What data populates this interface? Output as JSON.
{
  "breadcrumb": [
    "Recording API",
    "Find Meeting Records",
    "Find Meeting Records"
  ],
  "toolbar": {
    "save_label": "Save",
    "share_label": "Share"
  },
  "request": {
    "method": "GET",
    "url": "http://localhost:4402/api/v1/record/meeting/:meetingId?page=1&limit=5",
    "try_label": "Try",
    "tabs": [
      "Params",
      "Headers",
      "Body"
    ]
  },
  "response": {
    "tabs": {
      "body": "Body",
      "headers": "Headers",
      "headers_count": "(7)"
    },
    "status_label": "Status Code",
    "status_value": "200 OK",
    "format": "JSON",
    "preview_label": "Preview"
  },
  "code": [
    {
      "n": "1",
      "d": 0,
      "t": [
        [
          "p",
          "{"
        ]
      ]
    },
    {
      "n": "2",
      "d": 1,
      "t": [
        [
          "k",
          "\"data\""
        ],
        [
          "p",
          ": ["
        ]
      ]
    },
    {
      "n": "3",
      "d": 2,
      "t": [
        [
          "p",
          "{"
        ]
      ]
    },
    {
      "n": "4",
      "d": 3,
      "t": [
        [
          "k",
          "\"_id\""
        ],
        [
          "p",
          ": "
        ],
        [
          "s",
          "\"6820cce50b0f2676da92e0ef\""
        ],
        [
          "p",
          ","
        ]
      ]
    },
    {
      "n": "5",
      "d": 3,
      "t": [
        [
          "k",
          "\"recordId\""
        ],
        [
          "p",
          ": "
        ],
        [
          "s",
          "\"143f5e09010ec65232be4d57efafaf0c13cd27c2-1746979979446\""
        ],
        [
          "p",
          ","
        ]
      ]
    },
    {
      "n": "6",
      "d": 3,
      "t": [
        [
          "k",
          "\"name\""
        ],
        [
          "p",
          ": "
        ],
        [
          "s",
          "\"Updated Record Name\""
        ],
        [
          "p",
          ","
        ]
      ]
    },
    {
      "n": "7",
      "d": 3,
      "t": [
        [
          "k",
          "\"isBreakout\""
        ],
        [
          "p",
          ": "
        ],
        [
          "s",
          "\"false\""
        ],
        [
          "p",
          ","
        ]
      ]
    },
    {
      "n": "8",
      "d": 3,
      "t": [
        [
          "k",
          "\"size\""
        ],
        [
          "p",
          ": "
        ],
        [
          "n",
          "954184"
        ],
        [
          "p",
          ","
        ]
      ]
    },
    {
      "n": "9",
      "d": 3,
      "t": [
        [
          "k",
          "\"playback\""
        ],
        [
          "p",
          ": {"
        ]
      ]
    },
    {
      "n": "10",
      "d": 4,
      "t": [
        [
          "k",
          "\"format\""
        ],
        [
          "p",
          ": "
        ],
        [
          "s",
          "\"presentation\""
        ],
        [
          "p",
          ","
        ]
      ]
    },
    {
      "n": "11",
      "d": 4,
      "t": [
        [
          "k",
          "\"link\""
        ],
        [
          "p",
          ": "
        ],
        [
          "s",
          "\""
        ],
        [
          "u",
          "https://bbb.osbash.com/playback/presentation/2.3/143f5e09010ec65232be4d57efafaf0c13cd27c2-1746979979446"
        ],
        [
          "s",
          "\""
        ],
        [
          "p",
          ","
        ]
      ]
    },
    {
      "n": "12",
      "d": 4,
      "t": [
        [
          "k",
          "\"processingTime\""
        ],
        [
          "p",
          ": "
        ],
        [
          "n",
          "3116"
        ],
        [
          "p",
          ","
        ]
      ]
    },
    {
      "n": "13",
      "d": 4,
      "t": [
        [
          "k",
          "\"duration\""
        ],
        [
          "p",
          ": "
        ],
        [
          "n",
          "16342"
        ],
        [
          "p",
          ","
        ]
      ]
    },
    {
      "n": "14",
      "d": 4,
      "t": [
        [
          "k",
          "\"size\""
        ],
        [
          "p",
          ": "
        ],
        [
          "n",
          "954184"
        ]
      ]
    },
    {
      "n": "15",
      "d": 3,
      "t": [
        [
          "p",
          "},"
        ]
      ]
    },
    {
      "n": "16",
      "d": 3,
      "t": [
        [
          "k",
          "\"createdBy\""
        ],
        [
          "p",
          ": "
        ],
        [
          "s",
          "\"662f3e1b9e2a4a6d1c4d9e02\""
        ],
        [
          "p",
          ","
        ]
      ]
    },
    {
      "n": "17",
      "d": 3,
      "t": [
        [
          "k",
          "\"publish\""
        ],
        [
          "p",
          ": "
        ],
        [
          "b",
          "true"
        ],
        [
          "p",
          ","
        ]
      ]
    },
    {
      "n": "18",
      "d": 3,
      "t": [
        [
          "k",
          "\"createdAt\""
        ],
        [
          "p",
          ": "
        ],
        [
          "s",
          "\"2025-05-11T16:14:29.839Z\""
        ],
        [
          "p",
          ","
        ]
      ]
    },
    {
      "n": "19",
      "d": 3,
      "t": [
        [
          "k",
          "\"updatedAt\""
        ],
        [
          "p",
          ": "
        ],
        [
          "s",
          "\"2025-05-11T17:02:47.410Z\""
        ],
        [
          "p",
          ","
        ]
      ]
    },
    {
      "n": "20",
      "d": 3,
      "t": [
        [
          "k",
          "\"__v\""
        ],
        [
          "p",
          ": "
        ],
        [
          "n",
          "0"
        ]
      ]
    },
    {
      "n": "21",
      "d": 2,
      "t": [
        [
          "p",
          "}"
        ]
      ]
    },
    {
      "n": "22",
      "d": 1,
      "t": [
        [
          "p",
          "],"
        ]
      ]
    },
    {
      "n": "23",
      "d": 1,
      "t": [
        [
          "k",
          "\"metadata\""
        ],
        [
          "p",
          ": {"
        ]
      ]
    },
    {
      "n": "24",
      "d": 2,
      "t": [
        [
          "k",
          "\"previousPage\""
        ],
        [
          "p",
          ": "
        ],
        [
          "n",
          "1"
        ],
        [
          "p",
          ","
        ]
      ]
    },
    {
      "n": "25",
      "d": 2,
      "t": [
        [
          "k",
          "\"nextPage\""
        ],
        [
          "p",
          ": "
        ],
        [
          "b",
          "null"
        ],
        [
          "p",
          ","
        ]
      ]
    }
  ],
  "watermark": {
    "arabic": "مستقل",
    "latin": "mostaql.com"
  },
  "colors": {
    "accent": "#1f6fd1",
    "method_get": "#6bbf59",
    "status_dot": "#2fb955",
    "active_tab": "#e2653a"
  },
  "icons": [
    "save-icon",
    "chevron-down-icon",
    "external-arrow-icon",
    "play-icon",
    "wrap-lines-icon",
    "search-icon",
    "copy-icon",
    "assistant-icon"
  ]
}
:::
The problem => Copy every line of the material in which the word "presentation" occurs.

Result of this exercise =>
          "\"presentation\""
          "https://bbb.osbash.com/playback/presentation/2.3/143f5e09010ec65232be4d57efafaf0c13cd27c2-1746979979446"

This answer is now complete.